◆ **What to produce**:
Could you copy each line of the entries that contains "Crude"?

[Stored data Boundary: Start]

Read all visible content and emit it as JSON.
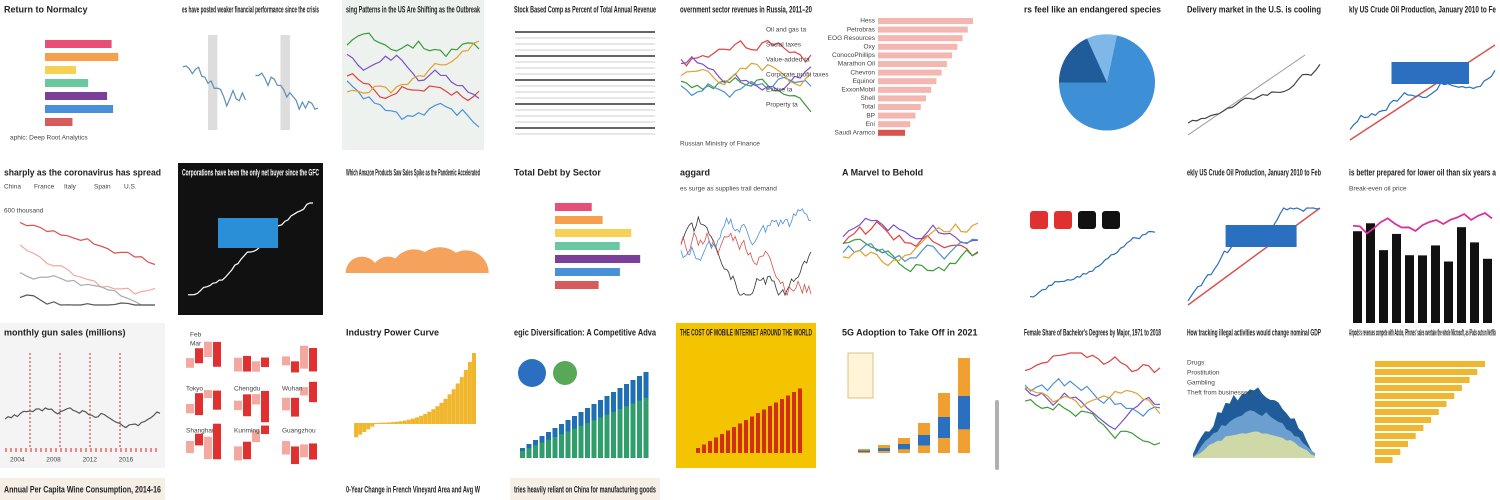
{
  "tiles": [
    {
      "title": "Return to Normalcy",
      "labels": [
        "aphic: Deep Root Analytics"
      ]
    },
    {
      "title": "es have posted weaker financial performance since the crisis",
      "labels": []
    },
    {
      "title": "sing Patterns in the US Are Shifting as the Outbreak",
      "labels": []
    },
    {
      "title": "Stock Based Comp as Percent of Total Annual Revenue",
      "labels": []
    },
    {
      "title": "overnment sector revenues in Russia, 2011–20",
      "labels": [
        "Oil and gas ta",
        "Social taxes",
        "Value-added ta",
        "Corporate profit taxes",
        "Excise ta",
        "Property ta",
        "Russian Ministry of Finance"
      ]
    },
    {
      "labels": [
        "Hess",
        "Petrobras",
        "EOG Resources",
        "Oxy",
        "ConocoPhillips",
        "Marathon Oil",
        "Chevron",
        "Equinor",
        "ExxonMobil",
        "Shell",
        "Total",
        "BP",
        "Eni",
        "Saudi Aramco"
      ]
    },
    {
      "title": "rs feel like an endangered species",
      "labels": []
    },
    {
      "title": "Delivery market in the U.S. is cooling",
      "labels": []
    },
    {
      "title": "kly US Crude Oil Production, January 2010 to Fe",
      "labels": []
    },
    {
      "title": "sharply as the coronavirus has spread",
      "labels": [
        "China",
        "France",
        "Italy",
        "Spain",
        "U.S.",
        "600 thousand"
      ]
    },
    {
      "title": "Corporations have been the only net buyer since the GFC",
      "labels": []
    },
    {
      "title": "Which Amazon Products Saw Sales Spike as the Pandemic Accelerated",
      "labels": []
    },
    {
      "title": "Total Debt by Sector",
      "labels": []
    },
    {
      "title": "aggard",
      "labels": [
        "es surge as supplies trail demand"
      ]
    },
    {
      "title": "A Marvel to Behold",
      "labels": []
    },
    {
      "labels": []
    },
    {
      "title": "ekly US Crude Oil Production, January 2010 to Feb",
      "labels": []
    },
    {
      "title": "is better prepared for lower oil than six years a",
      "labels": [
        "Break-even oil price"
      ]
    },
    {
      "title": "monthly gun sales (millions)",
      "labels": [
        "2004",
        "2008",
        "2012",
        "2016"
      ]
    },
    {
      "labels": [
        "Feb",
        "Mar",
        "Tokyo",
        "Chengdu",
        "Wuhan",
        "Shanghai",
        "Kunming",
        "Guangzhou"
      ]
    },
    {
      "title": "Industry Power Curve",
      "labels": []
    },
    {
      "title": "egic Diversification: A Competitive Adva",
      "labels": []
    },
    {
      "title": "THE COST OF MOBILE INTERNET AROUND THE WORLD",
      "labels": []
    },
    {
      "title": "5G Adoption to Take Off in 2021",
      "labels": []
    },
    {
      "title": "Female Share of Bachelor's Degrees by Major, 1971 to 2018",
      "labels": []
    },
    {
      "title": "How tracking illegal activities would change nominal GDP",
      "labels": [
        "Drugs",
        "Prostitution",
        "Gambling",
        "Theft from businesses"
      ]
    },
    {
      "title": "Airpods's revenues compete with Adobe, iPhones' sales overtake the whole Microsoft, as iPads outrun Netflix",
      "labels": []
    },
    {
      "title": "Annual Per Capita Wine Consumption, 2014-16",
      "labels": []
    },
    {
      "labels": []
    },
    {
      "title": "0-Year Change in French Vineyard Area and Avg W",
      "labels": []
    },
    {
      "title": "tries heavily reliant on China for manufacturing goods",
      "labels": []
    }
  ]
}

[Stored data Boundary: End]

◆ **Solution to this exercise**:
      "title": "kly US Crude Oil Production, January 2010 to Fe",
      "title": "ekly US Crude Oil Production, January 2010 to Feb",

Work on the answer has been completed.